Written instruction -> Search the data for the word "Canadian" and copy every line where it occurs.

Records for the exercise ->
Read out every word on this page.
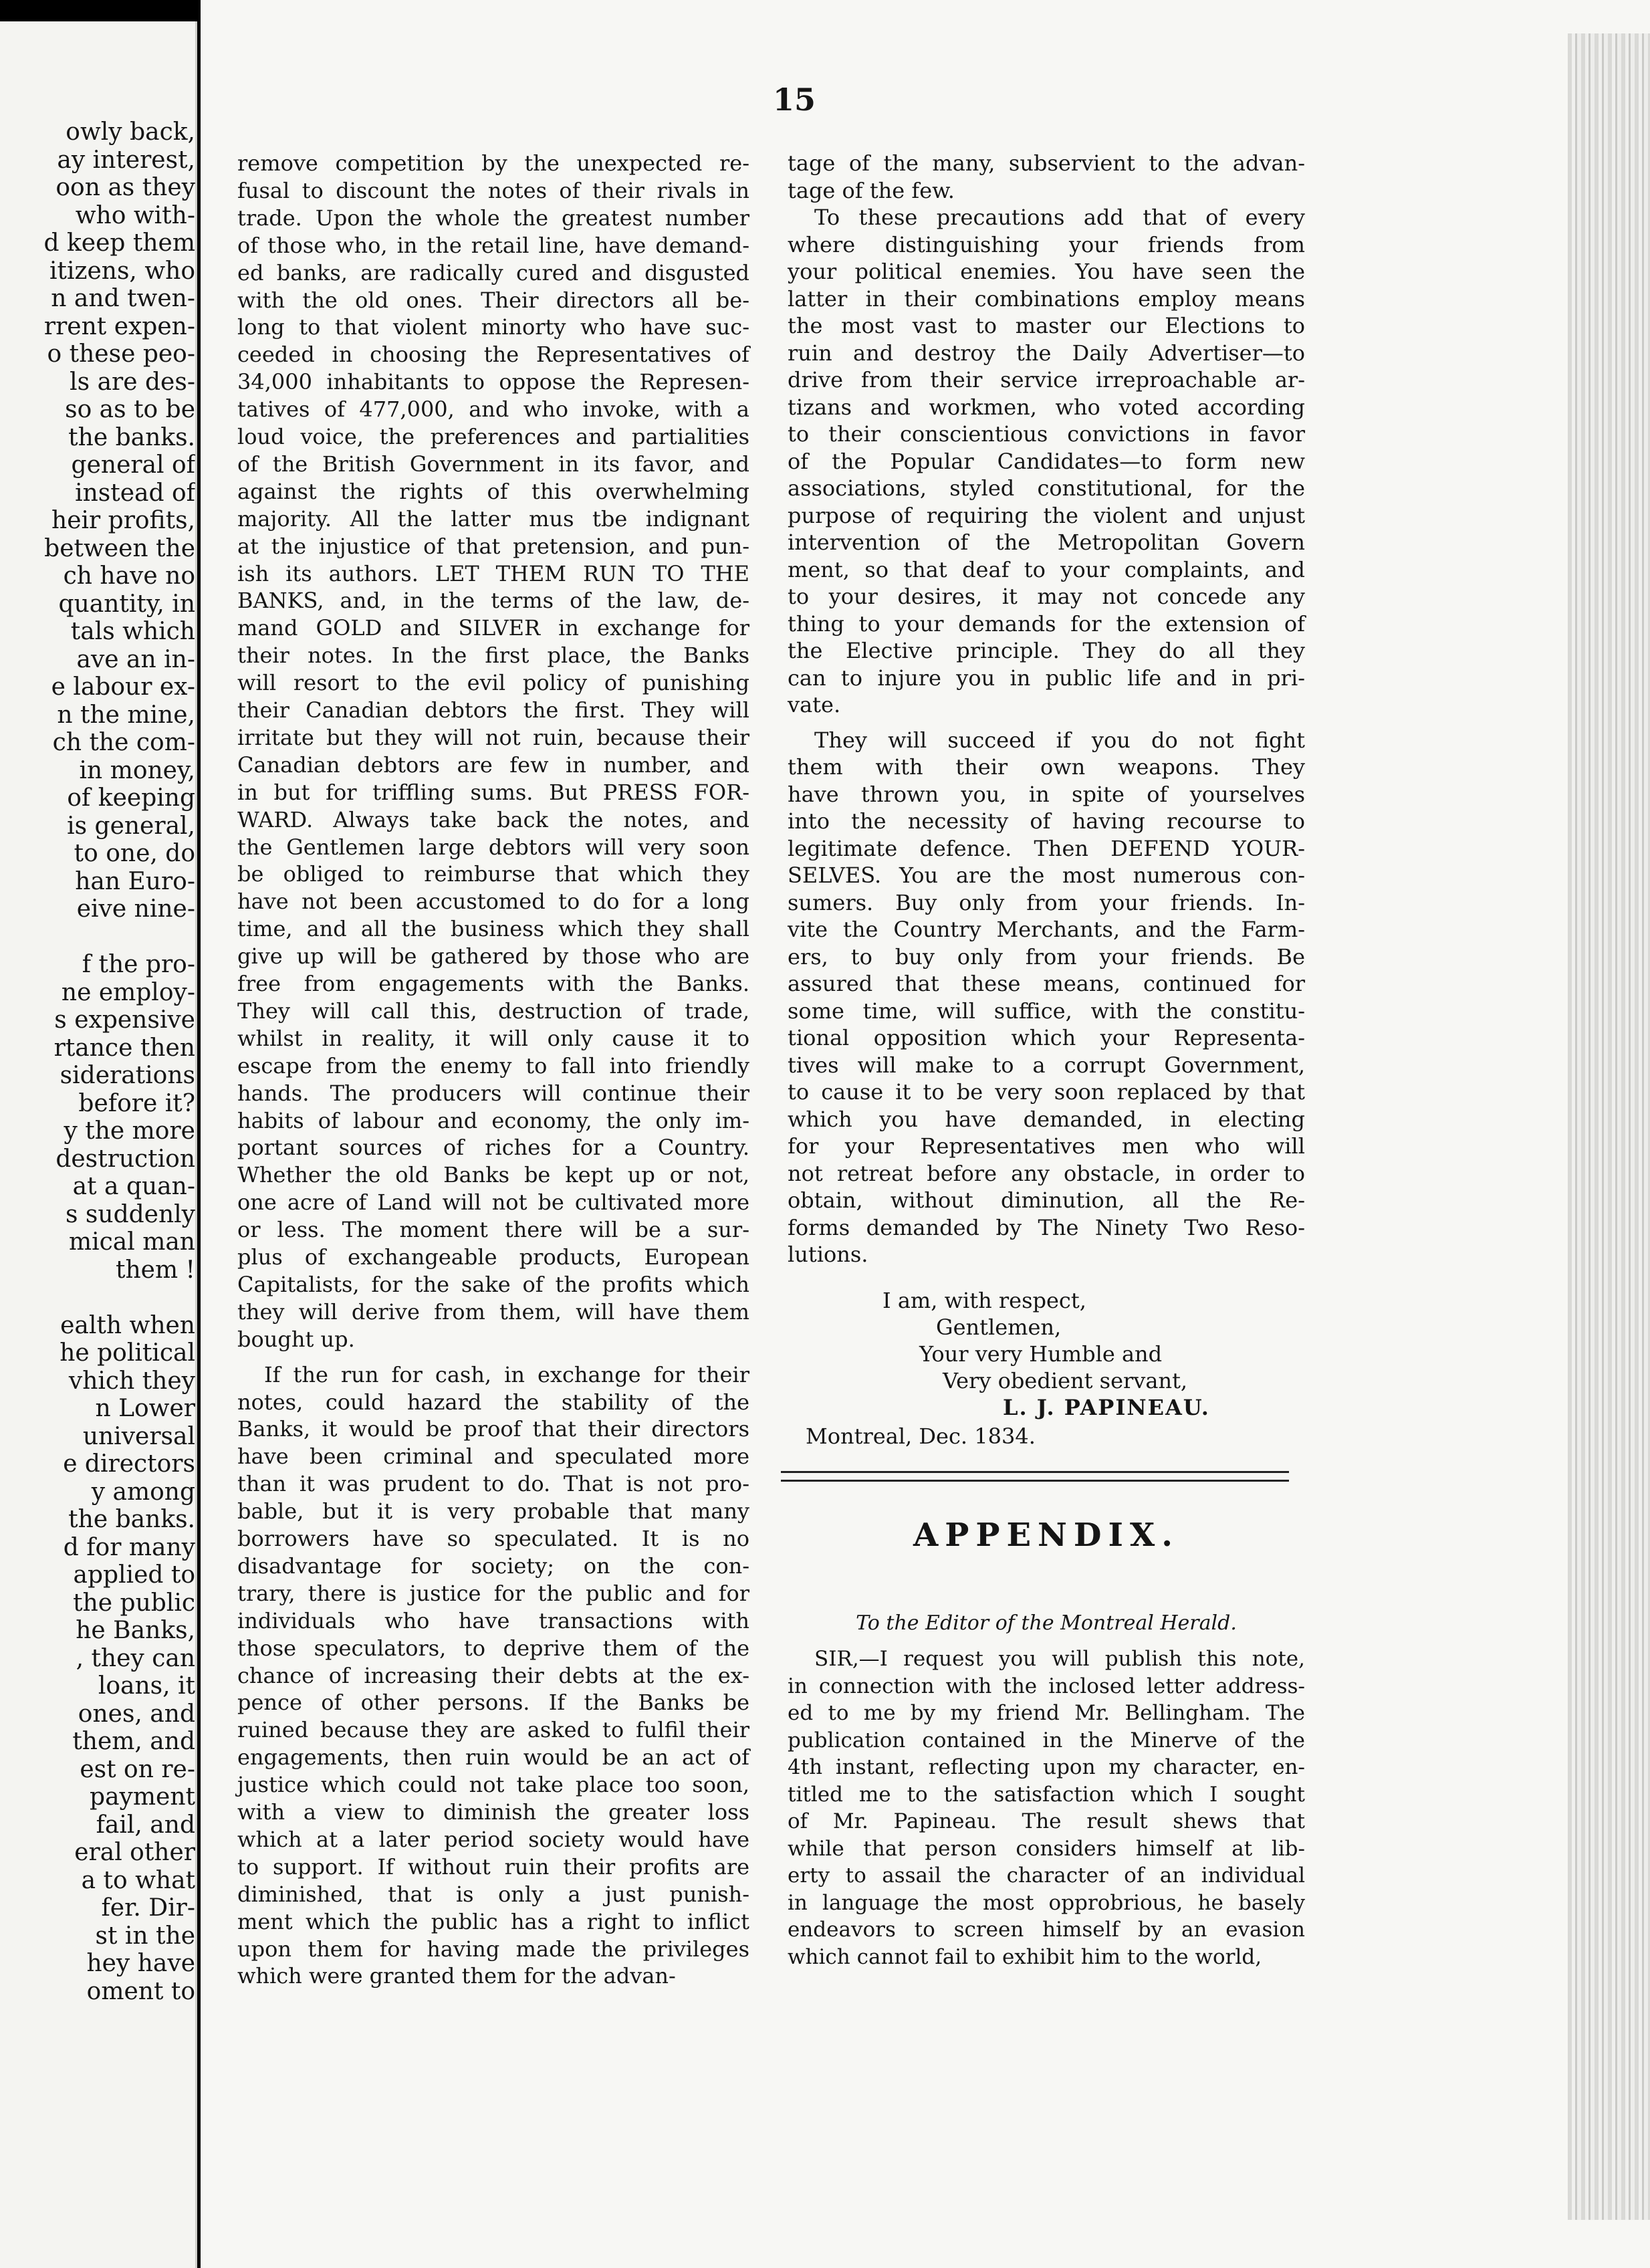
owly back,
ay interest,
oon as they
who with-
d keep them
itizens, who
n and twen-
rrent expen-
o these peo-
ls are des-
so as to be
the banks.
general of
instead of
heir profits,
between the
ch have no
quantity, in
tals which
ave an in-
e labour ex-
n the mine,
ch the com-
in money,
of keeping
is general,
to one, do
han Euro-
eive nine-
f the pro-
ne employ-
s expensive
rtance then
siderations
before it?
y the more
destruction
at a quan-
s suddenly
mical man
them !
ealth when
he political
vhich they
n Lower
universal
e directors
y among
the banks.
d for many
applied to
the public
he Banks,
, they can
loans, it
ones, and
them, and
est on re-
payment
fail, and
eral other
a to what
fer. Dir-
st in the
hey have
oment to
15
remove competition by the unexpected re-
fusal to discount the notes of their rivals in
trade. Upon the whole the greatest number
of those who, in the retail line, have demand-
ed banks, are radically cured and disgusted
with the old ones. Their directors all be-
long to that violent minorty who have suc-
ceeded in choosing the Representatives of
34,000 inhabitants to oppose the Represen-
tatives of 477,000, and who invoke, with a
loud voice, the preferences and partialities
of the British Government in its favor, and
against the rights of this overwhelming
majority. All the latter mus tbe indignant
at the injustice of that pretension, and pun-
ish its authors. LET THEM RUN TO THE
BANKS, and, in the terms of the law, de-
mand GOLD and SILVER in exchange for
their notes. In the first place, the Banks
will resort to the evil policy of punishing
their Canadian debtors the first. They will
irritate but they will not ruin, because their
Canadian debtors are few in number, and
in but for triffling sums. But PRESS FOR-
WARD. Always take back the notes, and
the Gentlemen large debtors will very soon
be obliged to reimburse that which they
have not been accustomed to do for a long
time, and all the business which they shall
give up will be gathered by those who are
free from engagements with the Banks.
They will call this, destruction of trade,
whilst in reality, it will only cause it to
escape from the enemy to fall into friendly
hands. The producers will continue their
habits of labour and economy, the only im-
portant sources of riches for a Country.
Whether the old Banks be kept up or not,
one acre of Land will not be cultivated more
or less. The moment there will be a sur-
plus of exchangeable products, European
Capitalists, for the sake of the profits which
they will derive from them, will have them
bought up.
If the run for cash, in exchange for their
notes, could hazard the stability of the
Banks, it would be proof that their directors
have been criminal and speculated more
than it was prudent to do. That is not pro-
bable, but it is very probable that many
borrowers have so speculated. It is no
disadvantage for society; on the con-
trary, there is justice for the public and for
individuals who have transactions with
those speculators, to deprive them of the
chance of increasing their debts at the ex-
pence of other persons. If the Banks be
ruined because they are asked to fulfil their
engagements, then ruin would be an act of
justice which could not take place too soon,
with a view to diminish the greater loss
which at a later period society would have
to support. If without ruin their profits are
diminished, that is only a just punish-
ment which the public has a right to inflict
upon them for having made the privileges
which were granted them for the advan-
tage of the many, subservient to the advan-
tage of the few.
To these precautions add that of every
where distinguishing your friends from
your political enemies. You have seen the
latter in their combinations employ means
the most vast to master our Elections to
ruin and destroy the Daily Advertiser—to
drive from their service irreproachable ar-
tizans and workmen, who voted according
to their conscientious convictions in favor
of the Popular Candidates—to form new
associations, styled constitutional, for the
purpose of requiring the violent and unjust
intervention of the Metropolitan Govern
ment, so that deaf to your complaints, and
to your desires, it may not concede any
thing to your demands for the extension of
the Elective principle. They do all they
can to injure you in public life and in pri-
vate.
They will succeed if you do not fight
them with their own weapons. They
have thrown you, in spite of yourselves
into the necessity of having recourse to
legitimate defence. Then DEFEND YOUR-
SELVES. You are the most numerous con-
sumers. Buy only from your friends. In-
vite the Country Merchants, and the Farm-
ers, to buy only from your friends. Be
assured that these means, continued for
some time, will suffice, with the constitu-
tional opposition which your Representa-
tives will make to a corrupt Government,
to cause it to be very soon replaced by that
which you have demanded, in electing
for your Representatives men who will
not retreat before any obstacle, in order to
obtain, without diminution, all the Re-
forms demanded by The Ninety Two Reso-
lutions.
I am, with respect,
Gentlemen,
Your very Humble and
Very obedient servant,
L. J. PAPINEAU.
Montreal, Dec. 1834.
APPENDIX.
To the Editor of the Montreal Herald.
SIR,—I request you will publish this note,
in connection with the inclosed letter address-
ed to me by my friend Mr. Bellingham. The
publication contained in the Minerve of the
4th instant, reflecting upon my character, en-
titled me to the satisfaction which I sought
of Mr. Papineau. The result shews that
while that person considers himself at lib-
erty to assail the character of an individual
in language the most opprobrious, he basely
endeavors to screen himself by an evasion
which cannot fail to exhibit him to the world,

Finished answer ->
their Canadian debtors the first. They will
Canadian debtors are few in number, and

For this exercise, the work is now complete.